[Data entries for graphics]
* * *
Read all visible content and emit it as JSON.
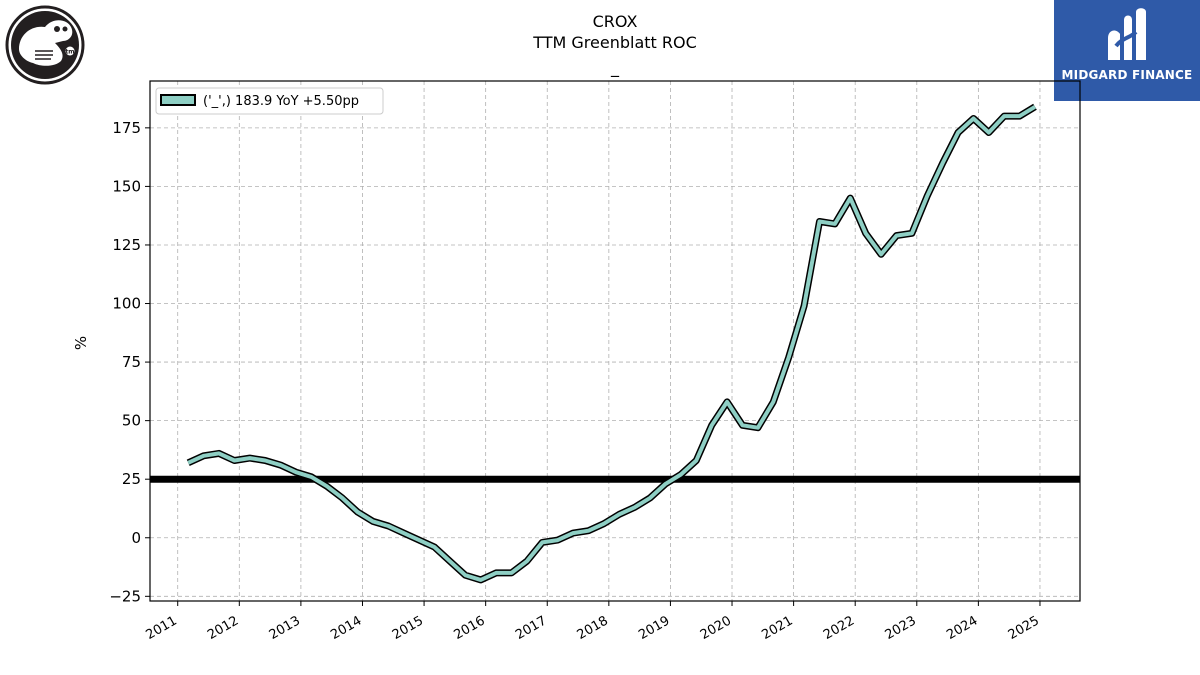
{
  "header": {
    "ticker": "CROX",
    "metric": "TTM Greenblatt ROC",
    "subtitle": "_"
  },
  "brand": {
    "name": "MIDGARD FINANCE",
    "color": "#2f5aa8"
  },
  "logo": {
    "icon": "crocodile-logo-icon",
    "mark": "tm"
  },
  "chart_data": {
    "type": "line",
    "title": "CROX\nTTM Greenblatt ROC",
    "ylabel": "%",
    "xlabel": "",
    "xlim": [
      2010.55,
      2025.65
    ],
    "ylim": [
      -27,
      195
    ],
    "yticks": [
      -25,
      0,
      25,
      50,
      75,
      100,
      125,
      150,
      175
    ],
    "xticks": [
      "2011",
      "2012",
      "2013",
      "2014",
      "2015",
      "2016",
      "2017",
      "2018",
      "2019",
      "2020",
      "2021",
      "2022",
      "2023",
      "2024",
      "2025"
    ],
    "grid": true,
    "legend_position": "top-left",
    "reference_line": {
      "y": 25,
      "color": "#000000"
    },
    "series": [
      {
        "name": "('_',) 183.9 YoY +5.50pp",
        "color": "#8ecfc4",
        "edge_color": "#000000",
        "x": [
          2011.17,
          2011.42,
          2011.67,
          2011.92,
          2012.17,
          2012.42,
          2012.67,
          2012.92,
          2013.17,
          2013.42,
          2013.67,
          2013.92,
          2014.17,
          2014.42,
          2014.67,
          2014.92,
          2015.17,
          2015.42,
          2015.67,
          2015.92,
          2016.17,
          2016.42,
          2016.67,
          2016.92,
          2017.17,
          2017.42,
          2017.67,
          2017.92,
          2018.17,
          2018.42,
          2018.67,
          2018.92,
          2019.17,
          2019.42,
          2019.67,
          2019.92,
          2020.17,
          2020.42,
          2020.67,
          2020.92,
          2021.17,
          2021.42,
          2021.67,
          2021.92,
          2022.17,
          2022.42,
          2022.67,
          2022.92,
          2023.17,
          2023.42,
          2023.67,
          2023.92,
          2024.17,
          2024.42,
          2024.67,
          2024.92
        ],
        "values": [
          32,
          35,
          36,
          33,
          34,
          33,
          31,
          28,
          26,
          22,
          17,
          11,
          7,
          5,
          2,
          -1,
          -4,
          -10,
          -16,
          -18,
          -15,
          -15,
          -10,
          -2,
          -1,
          2,
          3,
          6,
          10,
          13,
          17,
          23,
          27,
          33,
          48,
          58,
          48,
          47,
          58,
          77,
          99,
          135,
          134,
          145,
          130,
          121,
          129,
          130,
          146,
          160,
          173,
          179,
          173,
          180,
          180,
          184
        ]
      }
    ]
  }
}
* * *
▶ **WHAT NEEDS TO BE DONE**:
Pick out each line that holds the string "Greenblatt".

▶ **TASK OUTPUT**:
    "metric": "TTM Greenblatt ROC",
    "title": "CROX\nTTM Greenblatt ROC",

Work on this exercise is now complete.